- _Challenge_: What follows is a block of records; restate each one word for word.

* start Data to use *

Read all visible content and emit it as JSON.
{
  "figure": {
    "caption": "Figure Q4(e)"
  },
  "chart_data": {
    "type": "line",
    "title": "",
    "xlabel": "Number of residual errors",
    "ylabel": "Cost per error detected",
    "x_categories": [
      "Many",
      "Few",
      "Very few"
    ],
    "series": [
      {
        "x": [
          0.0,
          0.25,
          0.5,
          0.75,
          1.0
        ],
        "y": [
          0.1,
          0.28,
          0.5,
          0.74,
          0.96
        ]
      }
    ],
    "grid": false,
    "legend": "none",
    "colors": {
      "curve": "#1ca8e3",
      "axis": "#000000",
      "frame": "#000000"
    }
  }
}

* end Data to use *

- _Correct answer_:
Read all visible content and emit it as JSON.
{
  "figure": {
    "caption": "Figure Q4(e)"
  },
  "chart_data": {
    "type": "line",
    "title": "",
    "xlabel": "Number of residual errors",
    "ylabel": "Cost per error detected",
    "x_categories": [
      "Many",
      "Few",
      "Very few"
    ],
    "series": [
      {
        "x": [
          0.0,
          0.25,
          0.5,
          0.75,
          1.0
        ],
        "y": [
          0.1,
          0.28,
          0.5,
          0.74,
          0.96
        ]
      }
    ],
    "grid": false,
    "legend": "none",
    "colors": {
      "curve": "#1ca8e3",
      "axis": "#000000",
      "frame": "#000000"
    }
  }
}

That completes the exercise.